■ **INSTRUCTIONS FOR THE TASK**:
Among the entries below, count the lines that contain the word "Commands". Write down only the total.

■ **TASK INPUT**:
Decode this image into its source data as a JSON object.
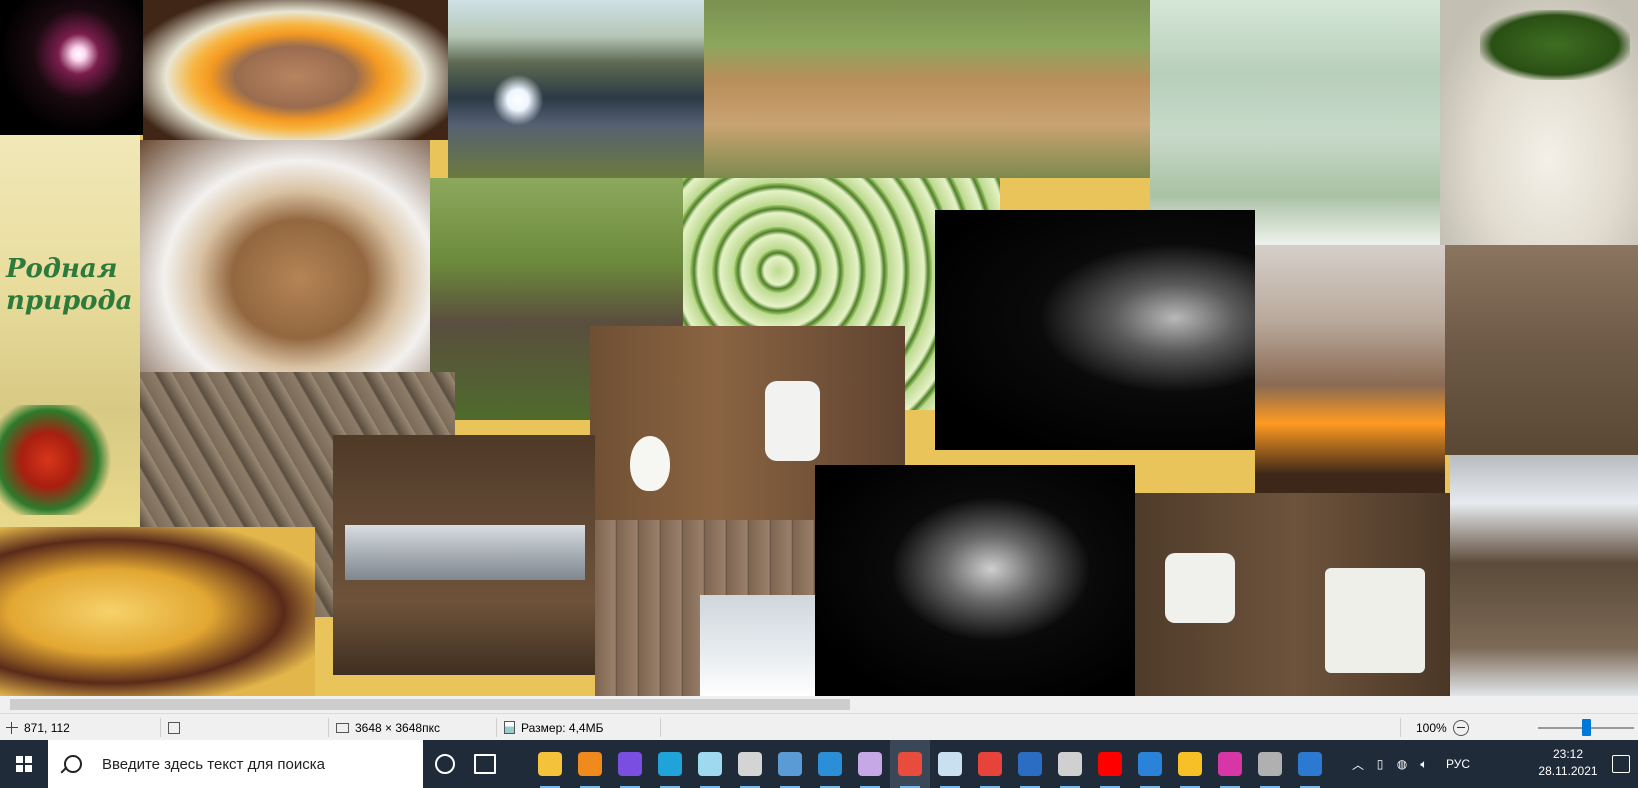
{
  "canvas": {
    "brand_text": "Родная\nприрода",
    "tiles": [
      {
        "name": "fireworks-photo"
      },
      {
        "name": "cake-oranges-photo"
      },
      {
        "name": "covered-pond-photo"
      },
      {
        "name": "seedlings-boxes-photo"
      },
      {
        "name": "fridge-cucumbers-photo"
      },
      {
        "name": "cucumber-sack-photo"
      },
      {
        "name": "rodnaya-priroda-package-photo"
      },
      {
        "name": "cake-slice-photo"
      },
      {
        "name": "compost-mound-photo"
      },
      {
        "name": "sliced-cucumbers-photo"
      },
      {
        "name": "wire-night-photo-1"
      },
      {
        "name": "stove-pot-photo"
      },
      {
        "name": "barn-interior-photo"
      },
      {
        "name": "old-fence-boards-photo"
      },
      {
        "name": "door-hinge-photo"
      },
      {
        "name": "lamp-socket-photo"
      },
      {
        "name": "baked-food-photo"
      },
      {
        "name": "log-wall-snow-photo"
      },
      {
        "name": "wire-night-photo-2"
      },
      {
        "name": "power-outlet-photo"
      },
      {
        "name": "snowy-shed-photo"
      }
    ]
  },
  "statusbar": {
    "cursor_position": "871, 112",
    "selection": "",
    "dimensions": "3648 × 3648пкс",
    "file_size": "Размер: 4,4МБ",
    "zoom": "100%"
  },
  "taskbar": {
    "search_placeholder": "Введите здесь текст для поиска",
    "apps": [
      {
        "name": "file-explorer",
        "color": "#f4c23b"
      },
      {
        "name": "avast",
        "color": "#f08a1c"
      },
      {
        "name": "yandex-browser",
        "color": "#7a4ee0"
      },
      {
        "name": "edge",
        "color": "#1fa3d8"
      },
      {
        "name": "store",
        "color": "#9fd9f0"
      },
      {
        "name": "photos",
        "color": "#d4d4d4"
      },
      {
        "name": "image-viewer",
        "color": "#5b9bd5"
      },
      {
        "name": "internet-explorer",
        "color": "#2b8ed6"
      },
      {
        "name": "paint-3d",
        "color": "#c7a8e6"
      },
      {
        "name": "media-app",
        "color": "#e74c3c"
      },
      {
        "name": "paint",
        "color": "#c8e0f0"
      },
      {
        "name": "chrome",
        "color": "#e8433b"
      },
      {
        "name": "video-editor",
        "color": "#2a6dc2"
      },
      {
        "name": "camera-app",
        "color": "#d0d0d0"
      },
      {
        "name": "youtube",
        "color": "#ff0000"
      },
      {
        "name": "mail-app",
        "color": "#2a83d8"
      },
      {
        "name": "stellarium",
        "color": "#f7c026"
      },
      {
        "name": "drop-app",
        "color": "#d636a6"
      },
      {
        "name": "car-app",
        "color": "#b0b0b0"
      },
      {
        "name": "help-app",
        "color": "#2b79d0"
      }
    ],
    "tray": {
      "language": "РУС",
      "time": "23:12",
      "date": "28.11.2021"
    }
  }
}
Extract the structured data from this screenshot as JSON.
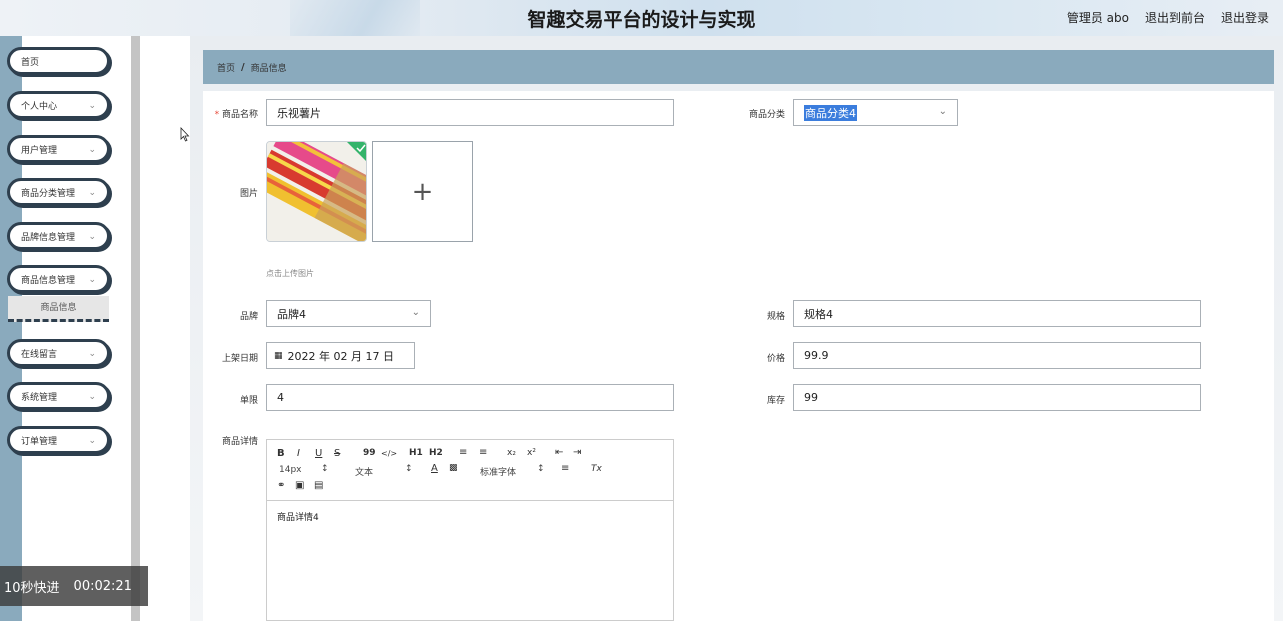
{
  "header": {
    "title": "智趣交易平台的设计与实现",
    "user": "管理员 abo",
    "to_front": "退出到前台",
    "logout": "退出登录"
  },
  "sidebar": {
    "items": [
      {
        "label": "首页"
      },
      {
        "label": "个人中心"
      },
      {
        "label": "用户管理"
      },
      {
        "label": "商品分类管理"
      },
      {
        "label": "品牌信息管理"
      },
      {
        "label": "商品信息管理"
      },
      {
        "label": "在线留言"
      },
      {
        "label": "系统管理"
      },
      {
        "label": "订单管理"
      }
    ],
    "active_sub": "商品信息"
  },
  "breadcrumb": {
    "home": "首页",
    "sep": "/",
    "current": "商品信息"
  },
  "form": {
    "name_label": "商品名称",
    "name_value": "乐视薯片",
    "category_label": "商品分类",
    "category_value": "商品分类4",
    "image_label": "图片",
    "upload_hint": "点击上传图片",
    "upload_plus": "+",
    "brand_label": "品牌",
    "brand_value": "品牌4",
    "spec_label": "规格",
    "spec_value": "规格4",
    "date_label": "上架日期",
    "date_value": "2022 年 02 月 17 日",
    "price_label": "价格",
    "price_value": "99.9",
    "limit_label": "单限",
    "limit_value": "4",
    "stock_label": "库存",
    "stock_value": "99",
    "detail_label": "商品详情",
    "detail_value": "商品详情4"
  },
  "editor": {
    "bold": "B",
    "italic": "I",
    "underline": "U",
    "strike": "S",
    "quote": "99",
    "code": "</>",
    "h1": "H1",
    "h2": "H2",
    "sub": "x₂",
    "sup": "x²",
    "size": "14px",
    "text": "文本",
    "font": "标准字体",
    "clear": "Tx"
  },
  "overlay": {
    "speed": "10秒快进",
    "time": "00:02:21"
  }
}
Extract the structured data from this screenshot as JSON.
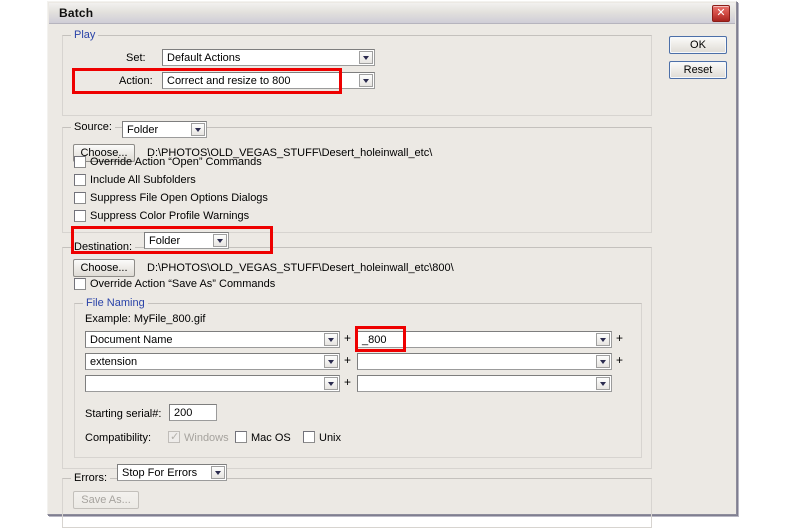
{
  "window": {
    "title": "Batch",
    "close_icon": "close-icon"
  },
  "buttons": {
    "ok": "OK",
    "reset": "Reset"
  },
  "play": {
    "legend": "Play",
    "set_label": "Set:",
    "set_value": "Default Actions",
    "action_label": "Action:",
    "action_value": "Correct and resize to 800"
  },
  "source": {
    "legend": "Source:",
    "value": "Folder",
    "choose_label": "Choose...",
    "path": "D:\\PHOTOS\\OLD_VEGAS_STUFF\\Desert_holeinwall_etc\\",
    "checkboxes": [
      {
        "label": "Override Action “Open” Commands",
        "checked": false
      },
      {
        "label": "Include All Subfolders",
        "checked": false
      },
      {
        "label": "Suppress File Open Options Dialogs",
        "checked": false
      },
      {
        "label": "Suppress Color Profile Warnings",
        "checked": false
      }
    ]
  },
  "destination": {
    "legend": "Destination:",
    "value": "Folder",
    "choose_label": "Choose...",
    "path": "D:\\PHOTOS\\OLD_VEGAS_STUFF\\Desert_holeinwall_etc\\800\\",
    "override_label": "Override Action “Save As” Commands",
    "override_checked": false
  },
  "file_naming": {
    "legend": "File Naming",
    "example_label": "Example: MyFile_800.gif",
    "rows": [
      {
        "left_value": "Document Name",
        "right_value": "_800",
        "plus": "+",
        "trailing_plus": "+"
      },
      {
        "left_value": "extension",
        "right_value": "",
        "plus": "+",
        "trailing_plus": "+"
      },
      {
        "left_value": "",
        "right_value": "",
        "plus": "+",
        "trailing_plus": ""
      }
    ],
    "serial_label": "Starting serial#:",
    "serial_value": "200",
    "compatibility_label": "Compatibility:",
    "compatibility": [
      {
        "label": "Windows",
        "checked": true,
        "disabled": true
      },
      {
        "label": "Mac OS",
        "checked": false,
        "disabled": false
      },
      {
        "label": "Unix",
        "checked": false,
        "disabled": false
      }
    ]
  },
  "errors": {
    "legend": "Errors:",
    "value": "Stop For Errors",
    "save_as_label": "Save As..."
  },
  "colors": {
    "highlight": "#ee0000",
    "legend_blue": "#22379c",
    "dialog_bg": "#ece9e4"
  }
}
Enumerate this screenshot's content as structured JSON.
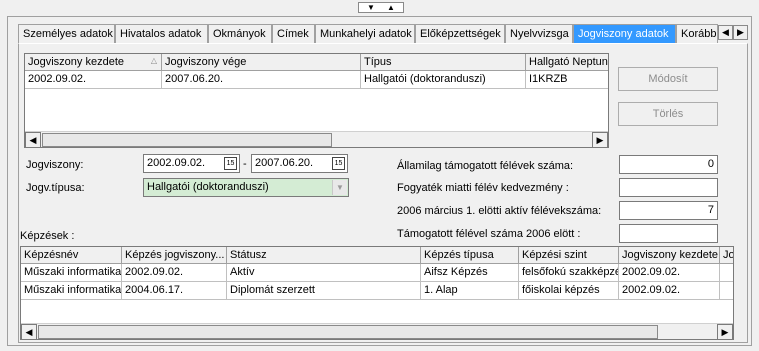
{
  "tabs": [
    "Személyes adatok",
    "Hivatalos adatok",
    "Okmányok",
    "Címek",
    "Munkahelyi adatok",
    "Előképzettségek",
    "Nyelvvizsga",
    "Jogviszony adatok",
    "Korábbi"
  ],
  "upper_grid": {
    "columns": [
      "Jogviszony kezdete",
      "Jogviszony vége",
      "Típus",
      "Hallgató Neptun"
    ],
    "rows": [
      [
        "2002.09.02.",
        "2007.06.20.",
        "Hallgatói (doktoranduszi)",
        "I1KRZB"
      ]
    ]
  },
  "buttons": {
    "modify": "Módosít",
    "delete": "Törlés"
  },
  "form": {
    "jogviszony_label": "Jogviszony:",
    "start_date": "2002.09.02.",
    "dash": "-",
    "end_date": "2007.06.20.",
    "type_label": "Jogv.típusa:",
    "type_value": "Hallgatói (doktoranduszi)",
    "cal_icon": "15"
  },
  "right_fields": [
    {
      "label": "Államilag támogatott félévek száma:",
      "value": "0"
    },
    {
      "label": "Fogyaték miatti félév kedvezmény :",
      "value": ""
    },
    {
      "label": "2006 március 1. elötti aktív félévekszáma:",
      "value": "7"
    },
    {
      "label": "Támogatott félével száma 2006 elött :",
      "value": ""
    }
  ],
  "kepzesek_label": "Képzések :",
  "lower_grid": {
    "columns": [
      "Képzésnév",
      "Képzés jogviszony...",
      "Státusz",
      "Képzés típusa",
      "Képzési szint",
      "Jogviszony kezdete",
      "Jo"
    ],
    "rows": [
      [
        "Műszaki informatika",
        "2002.09.02.",
        "Aktív",
        "Aifsz Képzés",
        "felsőfokú szakképzés",
        "2002.09.02.",
        ""
      ],
      [
        "Műszaki informatika",
        "2004.06.17.",
        "Diplomát szerzett",
        "1. Alap",
        "főiskolai képzés",
        "2002.09.02.",
        ""
      ]
    ]
  }
}
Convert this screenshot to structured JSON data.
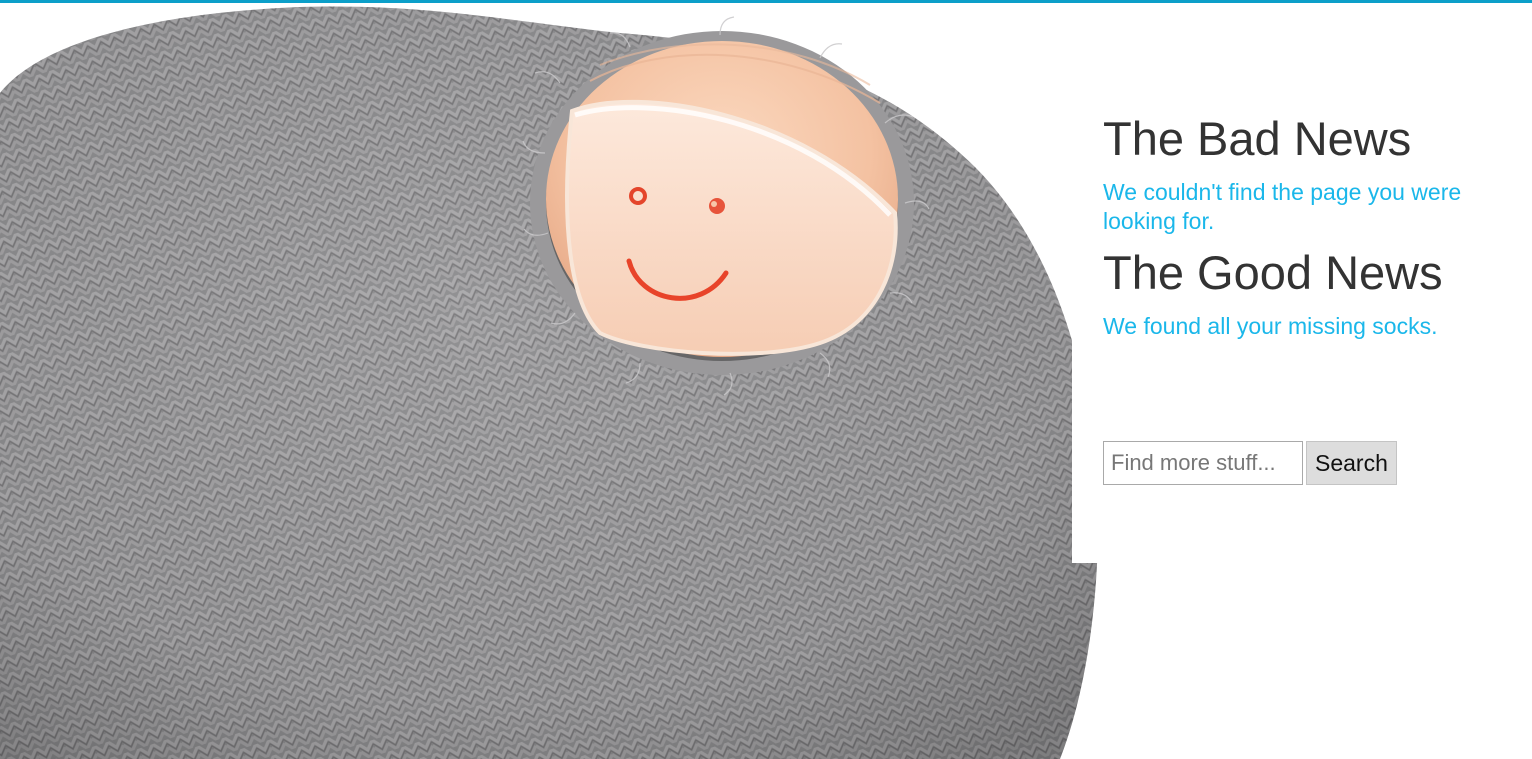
{
  "colors": {
    "accent": "#1ab7ea",
    "top_bar": "#0c9fc9",
    "heading": "#333333"
  },
  "hero": {
    "image_icon": "sock-toe-smiley-icon"
  },
  "bad_news": {
    "title": "The Bad News",
    "text": "We couldn't find the page you were looking for."
  },
  "good_news": {
    "title": "The Good News",
    "text": "We found all your missing socks."
  },
  "search": {
    "placeholder": "Find more stuff...",
    "value": "",
    "button_label": "Search"
  }
}
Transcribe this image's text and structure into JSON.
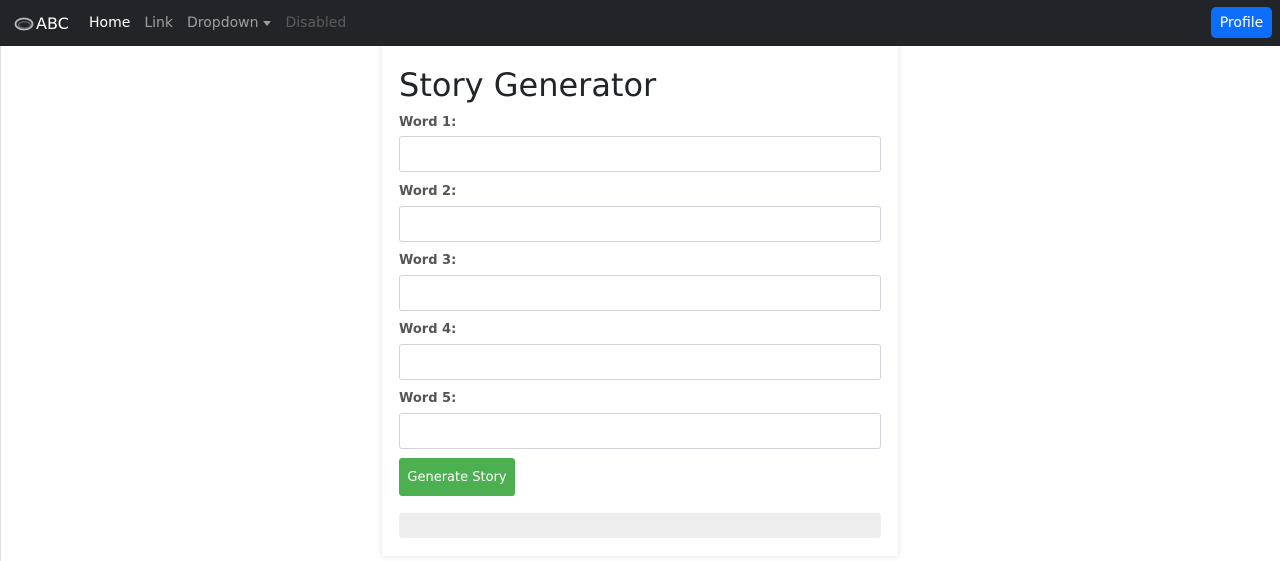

■ **SOLUTION BELOW**:
2